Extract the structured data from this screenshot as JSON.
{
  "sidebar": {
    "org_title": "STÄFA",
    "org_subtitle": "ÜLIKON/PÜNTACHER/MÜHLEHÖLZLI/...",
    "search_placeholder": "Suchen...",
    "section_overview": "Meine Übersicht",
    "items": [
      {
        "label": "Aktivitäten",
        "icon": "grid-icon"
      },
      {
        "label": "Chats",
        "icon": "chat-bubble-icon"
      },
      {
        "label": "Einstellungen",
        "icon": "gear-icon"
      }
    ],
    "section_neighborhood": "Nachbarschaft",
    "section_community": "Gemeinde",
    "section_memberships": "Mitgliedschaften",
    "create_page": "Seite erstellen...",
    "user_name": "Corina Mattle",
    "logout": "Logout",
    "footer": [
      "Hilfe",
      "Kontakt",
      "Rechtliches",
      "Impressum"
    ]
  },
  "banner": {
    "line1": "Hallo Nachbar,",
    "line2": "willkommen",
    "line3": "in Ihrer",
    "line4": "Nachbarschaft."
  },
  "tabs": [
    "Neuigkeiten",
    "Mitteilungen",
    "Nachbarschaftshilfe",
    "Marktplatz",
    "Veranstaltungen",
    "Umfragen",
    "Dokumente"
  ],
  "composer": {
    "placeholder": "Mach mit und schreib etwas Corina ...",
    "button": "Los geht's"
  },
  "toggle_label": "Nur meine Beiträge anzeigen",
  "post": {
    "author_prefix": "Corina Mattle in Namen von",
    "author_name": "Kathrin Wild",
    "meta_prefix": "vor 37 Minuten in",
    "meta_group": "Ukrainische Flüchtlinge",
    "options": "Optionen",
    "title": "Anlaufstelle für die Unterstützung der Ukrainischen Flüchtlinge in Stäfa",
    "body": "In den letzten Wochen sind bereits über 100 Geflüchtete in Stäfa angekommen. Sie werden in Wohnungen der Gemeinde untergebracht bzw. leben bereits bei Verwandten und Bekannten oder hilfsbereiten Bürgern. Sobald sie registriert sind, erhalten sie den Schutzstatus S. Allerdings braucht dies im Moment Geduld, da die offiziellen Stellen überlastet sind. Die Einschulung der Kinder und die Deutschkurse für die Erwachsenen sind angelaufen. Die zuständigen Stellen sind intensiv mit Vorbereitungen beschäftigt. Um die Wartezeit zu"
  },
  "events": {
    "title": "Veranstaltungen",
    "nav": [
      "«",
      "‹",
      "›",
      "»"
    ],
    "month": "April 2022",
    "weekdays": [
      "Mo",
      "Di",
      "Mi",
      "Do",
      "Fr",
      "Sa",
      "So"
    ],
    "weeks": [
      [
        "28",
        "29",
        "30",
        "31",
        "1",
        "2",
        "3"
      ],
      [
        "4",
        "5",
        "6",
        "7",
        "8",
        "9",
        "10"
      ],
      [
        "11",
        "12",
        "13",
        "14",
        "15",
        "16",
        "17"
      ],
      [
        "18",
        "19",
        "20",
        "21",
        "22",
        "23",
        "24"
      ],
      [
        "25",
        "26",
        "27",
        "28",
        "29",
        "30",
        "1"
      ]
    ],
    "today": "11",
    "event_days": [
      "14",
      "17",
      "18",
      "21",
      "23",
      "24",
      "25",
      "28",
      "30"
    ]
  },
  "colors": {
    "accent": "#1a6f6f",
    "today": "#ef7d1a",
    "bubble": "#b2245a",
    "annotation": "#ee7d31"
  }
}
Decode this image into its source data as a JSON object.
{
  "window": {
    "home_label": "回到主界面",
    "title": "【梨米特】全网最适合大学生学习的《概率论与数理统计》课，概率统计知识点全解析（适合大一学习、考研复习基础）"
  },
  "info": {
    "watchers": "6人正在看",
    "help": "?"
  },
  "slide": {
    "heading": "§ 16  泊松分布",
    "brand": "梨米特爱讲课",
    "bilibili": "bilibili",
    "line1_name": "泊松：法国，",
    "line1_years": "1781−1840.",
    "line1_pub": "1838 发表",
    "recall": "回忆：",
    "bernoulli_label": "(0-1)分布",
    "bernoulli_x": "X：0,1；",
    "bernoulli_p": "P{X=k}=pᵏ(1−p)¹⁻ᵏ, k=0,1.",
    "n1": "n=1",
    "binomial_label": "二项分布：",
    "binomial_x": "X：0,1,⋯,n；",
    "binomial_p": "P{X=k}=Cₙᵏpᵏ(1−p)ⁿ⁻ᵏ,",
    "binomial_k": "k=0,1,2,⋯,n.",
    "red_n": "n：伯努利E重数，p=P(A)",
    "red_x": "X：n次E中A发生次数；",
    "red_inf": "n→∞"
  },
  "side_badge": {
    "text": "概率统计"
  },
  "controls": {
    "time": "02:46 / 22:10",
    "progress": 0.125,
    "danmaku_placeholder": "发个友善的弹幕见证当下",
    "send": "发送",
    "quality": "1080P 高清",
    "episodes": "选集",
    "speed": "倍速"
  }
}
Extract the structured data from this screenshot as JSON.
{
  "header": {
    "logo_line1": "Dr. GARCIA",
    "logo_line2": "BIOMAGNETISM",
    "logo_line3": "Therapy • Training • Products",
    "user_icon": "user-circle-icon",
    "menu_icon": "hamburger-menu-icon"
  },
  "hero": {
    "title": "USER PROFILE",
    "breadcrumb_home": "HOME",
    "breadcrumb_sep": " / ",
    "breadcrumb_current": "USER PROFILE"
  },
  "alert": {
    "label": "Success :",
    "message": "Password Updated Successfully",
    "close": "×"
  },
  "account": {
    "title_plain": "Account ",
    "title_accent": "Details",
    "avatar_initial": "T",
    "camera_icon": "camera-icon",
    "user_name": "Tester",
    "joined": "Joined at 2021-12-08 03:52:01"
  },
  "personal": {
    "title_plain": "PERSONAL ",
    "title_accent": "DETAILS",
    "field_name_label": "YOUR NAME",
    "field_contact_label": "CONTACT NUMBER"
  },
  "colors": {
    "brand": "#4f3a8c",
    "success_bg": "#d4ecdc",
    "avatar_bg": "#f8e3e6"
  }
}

..........

Aim of the task: Reproduce the full listing above, character for character.

Output below:
Extract the structured data from this screenshot as JSON.
{
  "sidebar": {
    "org_title": "STÄFA",
    "org_subtitle": "ÜLIKON/PÜNTACHER/MÜHLEHÖLZLI/...",
    "search_placeholder": "Suchen...",
    "section_overview": "Meine Übersicht",
    "items": [
      {
        "label": "Aktivitäten",
        "icon": "grid-icon"
      },
      {
        "label": "Chats",
        "icon": "chat-bubble-icon"
      },
      {
        "label": "Einstellungen",
        "icon": "gear-icon"
      }
    ],
    "section_neighborhood": "Nachbarschaft",
    "section_community": "Gemeinde",
    "section_memberships": "Mitgliedschaften",
    "create_page": "Seite erstellen...",
    "user_name": "Corina Mattle",
    "logout": "Logout",
    "footer": [
      "Hilfe",
      "Kontakt",
      "Rechtliches",
      "Impressum"
    ]
  },
  "banner": {
    "line1": "Hallo Nachbar,",
    "line2": "willkommen",
    "line3": "in Ihrer",
    "line4": "Nachbarschaft."
  },
  "tabs": [
    "Neuigkeiten",
    "Mitteilungen",
    "Nachbarschaftshilfe",
    "Marktplatz",
    "Veranstaltungen",
    "Umfragen",
    "Dokumente"
  ],
  "composer": {
    "placeholder": "Mach mit und schreib etwas Corina ...",
    "button": "Los geht's"
  },
  "toggle_label": "Nur meine Beiträge anzeigen",
  "post": {
    "author_prefix": "Corina Mattle in Namen von",
    "author_name": "Kathrin Wild",
    "meta_prefix": "vor 37 Minuten in",
    "meta_group": "Ukrainische Flüchtlinge",
    "options": "Optionen",
    "title": "Anlaufstelle für die Unterstützung der Ukrainischen Flüchtlinge in Stäfa",
    "body": "In den letzten Wochen sind bereits über 100 Geflüchtete in Stäfa angekommen. Sie werden in Wohnungen der Gemeinde untergebracht bzw. leben bereits bei Verwandten und Bekannten oder hilfsbereiten Bürgern. Sobald sie registriert sind, erhalten sie den Schutzstatus S. Allerdings braucht dies im Moment Geduld, da die offiziellen Stellen überlastet sind. Die Einschulung der Kinder und die Deutschkurse für die Erwachsenen sind angelaufen. Die zuständigen Stellen sind intensiv mit Vorbereitungen beschäftigt. Um die Wartezeit zu"
  },
  "events": {
    "title": "Veranstaltungen",
    "nav": [
      "«",
      "‹",
      "›",
      "»"
    ],
    "month": "April 2022",
    "weekdays": [
      "Mo",
      "Di",
      "Mi",
      "Do",
      "Fr",
      "Sa",
      "So"
    ],
    "weeks": [
      [
        "28",
        "29",
        "30",
        "31",
        "1",
        "2",
        "3"
      ],
      [
        "4",
        "5",
        "6",
        "7",
        "8",
        "9",
        "10"
      ],
      [
        "11",
        "12",
        "13",
        "14",
        "15",
        "16",
        "17"
      ],
      [
        "18",
        "19",
        "20",
        "21",
        "22",
        "23",
        "24"
      ],
      [
        "25",
        "26",
        "27",
        "28",
        "29",
        "30",
        "1"
      ]
    ],
    "today": "11",
    "event_days": [
      "14",
      "17",
      "18",
      "21",
      "23",
      "24",
      "25",
      "28",
      "30"
    ]
  },
  "colors": {
    "accent": "#1a6f6f",
    "today": "#ef7d1a",
    "bubble": "#b2245a",
    "annotation": "#ee7d31"
  }
}
Decode this image into its source data as a JSON object.
{
  "window": {
    "home_label": "回到主界面",
    "title": "【梨米特】全网最适合大学生学习的《概率论与数理统计》课，概率统计知识点全解析（适合大一学习、考研复习基础）"
  },
  "info": {
    "watchers": "6人正在看",
    "help": "?"
  },
  "slide": {
    "heading": "§ 16  泊松分布",
    "brand": "梨米特爱讲课",
    "bilibili": "bilibili",
    "line1_name": "泊松：法国，",
    "line1_years": "1781−1840.",
    "line1_pub": "1838 发表",
    "recall": "回忆：",
    "bernoulli_label": "(0-1)分布",
    "bernoulli_x": "X：0,1；",
    "bernoulli_p": "P{X=k}=pᵏ(1−p)¹⁻ᵏ, k=0,1.",
    "n1": "n=1",
    "binomial_label": "二项分布：",
    "binomial_x": "X：0,1,⋯,n；",
    "binomial_p": "P{X=k}=Cₙᵏpᵏ(1−p)ⁿ⁻ᵏ,",
    "binomial_k": "k=0,1,2,⋯,n.",
    "red_n": "n：伯努利E重数，p=P(A)",
    "red_x": "X：n次E中A发生次数；",
    "red_inf": "n→∞"
  },
  "side_badge": {
    "text": "概率统计"
  },
  "controls": {
    "time": "02:46 / 22:10",
    "progress": 0.125,
    "danmaku_placeholder": "发个友善的弹幕见证当下",
    "send": "发送",
    "quality": "1080P 高清",
    "episodes": "选集",
    "speed": "倍速"
  }
}
Extract the structured data from this screenshot as JSON.
{
  "header": {
    "logo_line1": "Dr. GARCIA",
    "logo_line2": "BIOMAGNETISM",
    "logo_line3": "Therapy • Training • Products",
    "user_icon": "user-circle-icon",
    "menu_icon": "hamburger-menu-icon"
  },
  "hero": {
    "title": "USER PROFILE",
    "breadcrumb_home": "HOME",
    "breadcrumb_sep": " / ",
    "breadcrumb_current": "USER PROFILE"
  },
  "alert": {
    "label": "Success :",
    "message": "Password Updated Successfully",
    "close": "×"
  },
  "account": {
    "title_plain": "Account ",
    "title_accent": "Details",
    "avatar_initial": "T",
    "camera_icon": "camera-icon",
    "user_name": "Tester",
    "joined": "Joined at 2021-12-08 03:52:01"
  },
  "personal": {
    "title_plain": "PERSONAL ",
    "title_accent": "DETAILS",
    "field_name_label": "YOUR NAME",
    "field_contact_label": "CONTACT NUMBER"
  },
  "colors": {
    "brand": "#4f3a8c",
    "success_bg": "#d4ecdc",
    "avatar_bg": "#f8e3e6"
  }
}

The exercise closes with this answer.